-- Begin --

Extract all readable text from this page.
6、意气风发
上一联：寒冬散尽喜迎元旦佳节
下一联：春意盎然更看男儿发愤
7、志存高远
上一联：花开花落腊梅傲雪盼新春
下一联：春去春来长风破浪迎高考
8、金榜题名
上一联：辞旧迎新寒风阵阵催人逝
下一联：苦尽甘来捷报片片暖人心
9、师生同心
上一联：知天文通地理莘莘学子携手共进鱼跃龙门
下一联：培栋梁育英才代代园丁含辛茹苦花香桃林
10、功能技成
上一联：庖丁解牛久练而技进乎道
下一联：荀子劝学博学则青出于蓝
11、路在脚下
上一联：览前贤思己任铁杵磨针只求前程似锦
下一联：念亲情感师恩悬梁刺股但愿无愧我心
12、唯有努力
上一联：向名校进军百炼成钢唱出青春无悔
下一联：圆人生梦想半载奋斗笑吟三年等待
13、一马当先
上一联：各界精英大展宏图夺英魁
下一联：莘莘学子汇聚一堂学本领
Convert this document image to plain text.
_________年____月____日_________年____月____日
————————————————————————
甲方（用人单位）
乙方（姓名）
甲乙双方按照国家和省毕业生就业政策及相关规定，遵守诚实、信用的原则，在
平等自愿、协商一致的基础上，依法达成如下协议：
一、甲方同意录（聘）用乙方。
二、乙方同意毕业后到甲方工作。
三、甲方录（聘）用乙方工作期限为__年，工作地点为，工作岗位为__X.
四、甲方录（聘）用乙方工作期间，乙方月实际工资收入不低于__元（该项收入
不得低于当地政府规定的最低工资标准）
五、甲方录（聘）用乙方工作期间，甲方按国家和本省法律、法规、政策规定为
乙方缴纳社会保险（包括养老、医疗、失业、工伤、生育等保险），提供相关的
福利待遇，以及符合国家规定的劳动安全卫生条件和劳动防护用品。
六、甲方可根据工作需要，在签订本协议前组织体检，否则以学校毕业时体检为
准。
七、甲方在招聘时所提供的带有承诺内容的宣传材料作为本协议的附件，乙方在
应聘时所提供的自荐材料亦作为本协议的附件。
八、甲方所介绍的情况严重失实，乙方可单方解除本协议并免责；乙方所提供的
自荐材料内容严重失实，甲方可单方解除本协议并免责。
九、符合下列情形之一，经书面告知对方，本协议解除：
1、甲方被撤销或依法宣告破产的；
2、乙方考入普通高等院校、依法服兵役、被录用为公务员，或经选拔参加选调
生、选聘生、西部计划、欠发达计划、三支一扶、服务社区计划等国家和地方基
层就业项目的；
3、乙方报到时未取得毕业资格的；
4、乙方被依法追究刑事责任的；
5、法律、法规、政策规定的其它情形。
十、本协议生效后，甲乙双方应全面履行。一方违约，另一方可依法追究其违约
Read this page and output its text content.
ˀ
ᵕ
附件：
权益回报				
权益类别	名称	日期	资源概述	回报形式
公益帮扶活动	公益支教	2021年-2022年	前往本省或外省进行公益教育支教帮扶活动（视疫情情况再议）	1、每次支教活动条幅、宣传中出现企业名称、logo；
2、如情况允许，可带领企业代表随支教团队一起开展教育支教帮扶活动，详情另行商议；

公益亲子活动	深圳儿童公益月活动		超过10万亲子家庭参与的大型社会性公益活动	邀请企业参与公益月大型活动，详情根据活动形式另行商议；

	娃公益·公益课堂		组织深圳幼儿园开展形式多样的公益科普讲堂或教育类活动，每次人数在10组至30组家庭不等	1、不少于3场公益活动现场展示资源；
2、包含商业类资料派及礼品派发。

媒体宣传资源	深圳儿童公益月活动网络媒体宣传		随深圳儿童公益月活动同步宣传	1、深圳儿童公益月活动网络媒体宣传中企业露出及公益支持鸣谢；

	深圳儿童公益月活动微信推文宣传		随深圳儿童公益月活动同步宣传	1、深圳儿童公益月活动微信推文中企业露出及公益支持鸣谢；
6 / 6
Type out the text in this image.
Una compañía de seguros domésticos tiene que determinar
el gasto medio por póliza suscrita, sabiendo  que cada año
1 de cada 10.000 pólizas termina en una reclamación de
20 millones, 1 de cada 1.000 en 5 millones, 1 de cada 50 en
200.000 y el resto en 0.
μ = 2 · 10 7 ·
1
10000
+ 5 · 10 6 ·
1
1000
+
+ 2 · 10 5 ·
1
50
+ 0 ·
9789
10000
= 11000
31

-- End --

What to do:
All of the lines above must be returned exactly.

Output for this exercise:
Extract all readable text from this page.
6、意气风发
上一联：寒冬散尽喜迎元旦佳节
下一联：春意盎然更看男儿发愤
7、志存高远
上一联：花开花落腊梅傲雪盼新春
下一联：春去春来长风破浪迎高考
8、金榜题名
上一联：辞旧迎新寒风阵阵催人逝
下一联：苦尽甘来捷报片片暖人心
9、师生同心
上一联：知天文通地理莘莘学子携手共进鱼跃龙门
下一联：培栋梁育英才代代园丁含辛茹苦花香桃林
10、功能技成
上一联：庖丁解牛久练而技进乎道
下一联：荀子劝学博学则青出于蓝
11、路在脚下
上一联：览前贤思己任铁杵磨针只求前程似锦
下一联：念亲情感师恩悬梁刺股但愿无愧我心
12、唯有努力
上一联：向名校进军百炼成钢唱出青春无悔
下一联：圆人生梦想半载奋斗笑吟三年等待
13、一马当先
上一联：各界精英大展宏图夺英魁
下一联：莘莘学子汇聚一堂学本领
Convert this document image to plain text.
_________年____月____日_________年____月____日
————————————————————————
甲方（用人单位）
乙方（姓名）
甲乙双方按照国家和省毕业生就业政策及相关规定，遵守诚实、信用的原则，在
平等自愿、协商一致的基础上，依法达成如下协议：
一、甲方同意录（聘）用乙方。
二、乙方同意毕业后到甲方工作。
三、甲方录（聘）用乙方工作期限为__年，工作地点为，工作岗位为__X.
四、甲方录（聘）用乙方工作期间，乙方月实际工资收入不低于__元（该项收入
不得低于当地政府规定的最低工资标准）
五、甲方录（聘）用乙方工作期间，甲方按国家和本省法律、法规、政策规定为
乙方缴纳社会保险（包括养老、医疗、失业、工伤、生育等保险），提供相关的
福利待遇，以及符合国家规定的劳动安全卫生条件和劳动防护用品。
六、甲方可根据工作需要，在签订本协议前组织体检，否则以学校毕业时体检为
准。
七、甲方在招聘时所提供的带有承诺内容的宣传材料作为本协议的附件，乙方在
应聘时所提供的自荐材料亦作为本协议的附件。
八、甲方所介绍的情况严重失实，乙方可单方解除本协议并免责；乙方所提供的
自荐材料内容严重失实，甲方可单方解除本协议并免责。
九、符合下列情形之一，经书面告知对方，本协议解除：
1、甲方被撤销或依法宣告破产的；
2、乙方考入普通高等院校、依法服兵役、被录用为公务员，或经选拔参加选调
生、选聘生、西部计划、欠发达计划、三支一扶、服务社区计划等国家和地方基
层就业项目的；
3、乙方报到时未取得毕业资格的；
4、乙方被依法追究刑事责任的；
5、法律、法规、政策规定的其它情形。
十、本协议生效后，甲乙双方应全面履行。一方违约，另一方可依法追究其违约
Read this page and output its text content.
ˀ
ᵕ
附件：
权益回报				
权益类别	名称	日期	资源概述	回报形式
公益帮扶活动	公益支教	2021年-2022年	前往本省或外省进行公益教育支教帮扶活动（视疫情情况再议）	1、每次支教活动条幅、宣传中出现企业名称、logo；
2、如情况允许，可带领企业代表随支教团队一起开展教育支教帮扶活动，详情另行商议；

公益亲子活动	深圳儿童公益月活动		超过10万亲子家庭参与的大型社会性公益活动	邀请企业参与公益月大型活动，详情根据活动形式另行商议；

	娃公益·公益课堂		组织深圳幼儿园开展形式多样的公益科普讲堂或教育类活动，每次人数在10组至30组家庭不等	1、不少于3场公益活动现场展示资源；
2、包含商业类资料派及礼品派发。

媒体宣传资源	深圳儿童公益月活动网络媒体宣传		随深圳儿童公益月活动同步宣传	1、深圳儿童公益月活动网络媒体宣传中企业露出及公益支持鸣谢；

	深圳儿童公益月活动微信推文宣传		随深圳儿童公益月活动同步宣传	1、深圳儿童公益月活动微信推文中企业露出及公益支持鸣谢；
6 / 6
Type out the text in this image.
Una compañía de seguros domésticos tiene que determinar
el gasto medio por póliza suscrita, sabiendo  que cada año
1 de cada 10.000 pólizas termina en una reclamación de
20 millones, 1 de cada 1.000 en 5 millones, 1 de cada 50 en
200.000 y el resto en 0.
μ = 2 · 10 7 ·
1
10000
+ 5 · 10 6 ·
1
1000
+
+ 2 · 10 5 ·
1
50
+ 0 ·
9789
10000
= 11000
31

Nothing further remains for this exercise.